> _What you are asked to do_
Answer these questions from the text on mindfulness in schools:
(a) Which body does the Mindfulness Initiative provide research and administrative support to?
(b) Which three qualities of awareness does the text name as ones children need to develop?
(c) What does the MindUp curriculum call its exercises instead of mindfulness meditation?

> _Text under study_
In my role as director of the Mindfulness Initiative, a policy institute that provides the research and administrative support to the UK All-Party Parliamentary Group on Mindfulness, I’m helping MPs engage with the Department for Education on mindfulness and offering a number of suggestions for their consideration. These suggestions could be helpful for anyone thinking of bringing mindfulness training into schools.

Mindfulness in Schools: Potential Problems and How to Fix Them

  1. Know the difference between focussed awareness and mindful awareness Firstly, we emphasize that mindfulness is more than just calm and concentration. If mindfulness training is to be distinguishable from relaxation or attention training, children need to learn about the mind and develop certain qualities of awareness—like openness, curiosity and care. After stilling the mind using a narrow focus, the aim is to then develop an allowing receptivity to all experience, and particularly to thoughts and emotions. These qualities are thought to underpin many of the protective and therapeutic effects of mindfulness training. We recommend that a curriculum should either integrate appropriate learning content that develops mindful attitudes or that it not be called mindfulness practice. Otherwise, commissioners leave themselves open to the accusation of deploying ‘McMindfulness’, and if superficial programs are perceived by teachers as having limited benefits, this may hinder later attempts to implement deeper training that has more profound implications. As an example, although the MindUp curriculum introduces elementary school children to the concept of mindfulness, the exercises they introduce are not described as mindfulness meditation. Instead they are skillfully called brain breaks for the purpose of developing focussed awareness, which is valuable in itself and is the foundation from which mindfulness can then later be developed.

> _Given entries_
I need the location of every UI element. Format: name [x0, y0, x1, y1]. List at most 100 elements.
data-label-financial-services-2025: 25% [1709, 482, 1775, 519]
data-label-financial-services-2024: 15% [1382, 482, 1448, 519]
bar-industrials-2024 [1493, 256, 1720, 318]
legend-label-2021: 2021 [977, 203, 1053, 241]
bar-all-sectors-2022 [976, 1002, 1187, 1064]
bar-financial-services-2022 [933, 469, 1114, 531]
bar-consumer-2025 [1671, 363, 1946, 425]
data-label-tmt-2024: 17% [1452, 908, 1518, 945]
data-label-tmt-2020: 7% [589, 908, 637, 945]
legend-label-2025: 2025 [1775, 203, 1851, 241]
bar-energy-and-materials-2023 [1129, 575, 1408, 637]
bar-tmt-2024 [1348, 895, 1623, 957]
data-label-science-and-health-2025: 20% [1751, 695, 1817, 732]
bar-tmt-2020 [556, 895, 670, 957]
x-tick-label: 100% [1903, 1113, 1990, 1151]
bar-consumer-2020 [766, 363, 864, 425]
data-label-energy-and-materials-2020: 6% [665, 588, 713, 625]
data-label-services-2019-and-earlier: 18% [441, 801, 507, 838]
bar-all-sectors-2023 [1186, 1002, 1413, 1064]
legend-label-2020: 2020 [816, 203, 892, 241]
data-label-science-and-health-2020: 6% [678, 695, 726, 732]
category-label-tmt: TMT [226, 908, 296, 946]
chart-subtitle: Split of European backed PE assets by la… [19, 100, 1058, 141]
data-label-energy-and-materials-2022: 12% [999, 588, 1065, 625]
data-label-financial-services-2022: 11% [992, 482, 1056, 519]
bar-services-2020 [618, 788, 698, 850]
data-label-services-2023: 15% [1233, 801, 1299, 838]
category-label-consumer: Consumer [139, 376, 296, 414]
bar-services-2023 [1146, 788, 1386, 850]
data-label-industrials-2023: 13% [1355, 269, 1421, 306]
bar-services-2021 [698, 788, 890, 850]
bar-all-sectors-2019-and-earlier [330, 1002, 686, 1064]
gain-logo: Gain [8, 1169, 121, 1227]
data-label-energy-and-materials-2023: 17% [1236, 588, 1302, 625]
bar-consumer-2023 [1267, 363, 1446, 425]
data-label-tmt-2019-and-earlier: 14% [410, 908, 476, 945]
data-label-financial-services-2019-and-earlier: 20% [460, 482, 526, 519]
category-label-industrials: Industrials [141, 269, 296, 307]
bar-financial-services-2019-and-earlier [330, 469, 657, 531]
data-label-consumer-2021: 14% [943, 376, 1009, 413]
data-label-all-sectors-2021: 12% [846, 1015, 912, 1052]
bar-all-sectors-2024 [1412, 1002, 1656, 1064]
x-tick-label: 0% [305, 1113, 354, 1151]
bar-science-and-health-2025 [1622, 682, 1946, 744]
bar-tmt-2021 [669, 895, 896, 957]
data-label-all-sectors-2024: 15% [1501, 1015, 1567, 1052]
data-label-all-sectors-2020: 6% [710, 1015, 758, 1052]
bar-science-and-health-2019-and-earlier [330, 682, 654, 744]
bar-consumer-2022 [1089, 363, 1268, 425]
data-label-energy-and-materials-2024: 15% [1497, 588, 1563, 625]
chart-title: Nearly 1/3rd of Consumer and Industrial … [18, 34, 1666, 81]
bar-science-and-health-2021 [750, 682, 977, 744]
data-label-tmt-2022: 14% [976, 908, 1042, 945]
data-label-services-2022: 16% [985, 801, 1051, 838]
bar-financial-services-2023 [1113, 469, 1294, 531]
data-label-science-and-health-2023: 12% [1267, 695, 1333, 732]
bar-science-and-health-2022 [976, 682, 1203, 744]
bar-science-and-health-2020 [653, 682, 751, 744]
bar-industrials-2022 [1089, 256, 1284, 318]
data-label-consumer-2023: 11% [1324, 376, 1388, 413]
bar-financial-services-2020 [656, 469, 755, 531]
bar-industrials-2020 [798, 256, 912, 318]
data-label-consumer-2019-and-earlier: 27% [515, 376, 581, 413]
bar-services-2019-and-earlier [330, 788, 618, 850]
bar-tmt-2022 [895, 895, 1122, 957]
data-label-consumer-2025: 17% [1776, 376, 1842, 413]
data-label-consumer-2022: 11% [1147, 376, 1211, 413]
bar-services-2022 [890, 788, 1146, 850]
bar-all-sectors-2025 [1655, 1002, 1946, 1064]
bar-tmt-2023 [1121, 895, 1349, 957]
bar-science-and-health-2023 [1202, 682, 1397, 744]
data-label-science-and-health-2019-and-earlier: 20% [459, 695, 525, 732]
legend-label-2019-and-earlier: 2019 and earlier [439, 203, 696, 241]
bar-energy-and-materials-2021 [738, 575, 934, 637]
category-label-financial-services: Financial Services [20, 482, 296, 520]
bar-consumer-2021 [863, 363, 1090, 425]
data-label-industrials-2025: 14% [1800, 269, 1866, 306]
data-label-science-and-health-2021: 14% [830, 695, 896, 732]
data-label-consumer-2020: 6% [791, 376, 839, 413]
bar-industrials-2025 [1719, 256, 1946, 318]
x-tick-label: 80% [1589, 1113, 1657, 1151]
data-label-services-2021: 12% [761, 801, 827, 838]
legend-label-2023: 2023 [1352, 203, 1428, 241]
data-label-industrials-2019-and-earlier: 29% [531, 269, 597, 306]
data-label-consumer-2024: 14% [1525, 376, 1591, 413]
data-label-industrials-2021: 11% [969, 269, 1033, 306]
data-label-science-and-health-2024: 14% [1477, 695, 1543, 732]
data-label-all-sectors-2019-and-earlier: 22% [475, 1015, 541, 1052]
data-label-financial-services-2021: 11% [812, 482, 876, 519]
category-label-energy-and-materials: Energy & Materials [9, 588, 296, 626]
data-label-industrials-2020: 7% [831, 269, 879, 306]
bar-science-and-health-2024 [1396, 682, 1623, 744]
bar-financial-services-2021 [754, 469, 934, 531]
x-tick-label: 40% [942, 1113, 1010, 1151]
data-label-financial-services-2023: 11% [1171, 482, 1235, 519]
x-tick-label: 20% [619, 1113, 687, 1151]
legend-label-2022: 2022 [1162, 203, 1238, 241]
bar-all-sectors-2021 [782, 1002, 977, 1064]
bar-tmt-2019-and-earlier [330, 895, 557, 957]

> _Result below_
(a) The UK All-Party Parliamentary Group on Mindfulness.
(b) Openness, curiosity and care.
(c) Brain breaks.